# Problem description
Copy out all lines in the data below containing the string "marker".

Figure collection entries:
------------------------------------------------

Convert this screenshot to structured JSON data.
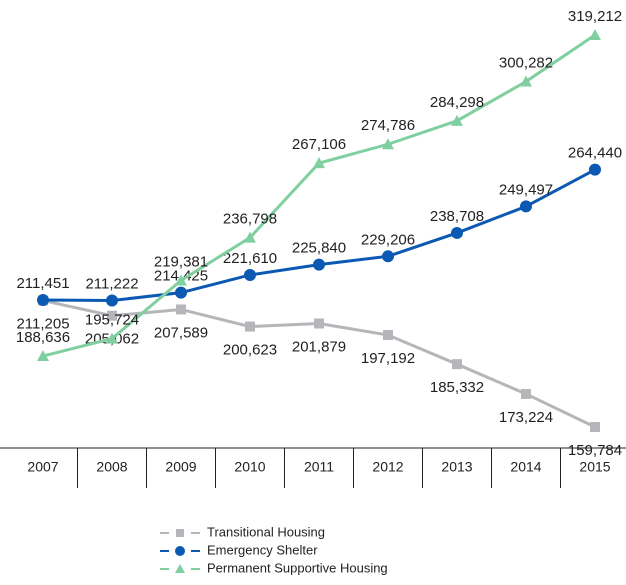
{
  "chart_data": {
    "type": "line",
    "categories": [
      "2007",
      "2008",
      "2009",
      "2010",
      "2011",
      "2012",
      "2013",
      "2014",
      "2015"
    ],
    "series": [
      {
        "name": "Transitional Housing",
        "color": "#b4b6b9",
        "marker": "square",
        "values": [
          211205,
          205062,
          207589,
          200623,
          201879,
          197192,
          185332,
          173224,
          159784
        ],
        "value_labels": [
          "211,205",
          "205,062",
          "207,589",
          "200,623",
          "201,879",
          "197,192",
          "185,332",
          "173,224",
          "159,784"
        ]
      },
      {
        "name": "Emergency Shelter",
        "color": "#0b59b3",
        "marker": "circle",
        "values": [
          211451,
          211222,
          214425,
          221610,
          225840,
          229206,
          238708,
          249497,
          264440
        ],
        "value_labels": [
          "211,451",
          "211,222",
          "214,425",
          "221,610",
          "225,840",
          "229,206",
          "238,708",
          "249,497",
          "264,440"
        ]
      },
      {
        "name": "Permanent Supportive Housing",
        "color": "#80cfa0",
        "marker": "triangle",
        "values": [
          188636,
          195724,
          219381,
          236798,
          267106,
          274786,
          284298,
          300282,
          319212
        ],
        "value_labels": [
          "188,636",
          "195,724",
          "219,381",
          "236,798",
          "267,106",
          "274,786",
          "284,298",
          "300,282",
          "319,212"
        ]
      }
    ]
  }
}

------------------------------------------------

# Worked answer
        "marker": "square",
        "marker": "circle",
        "marker": "triangle",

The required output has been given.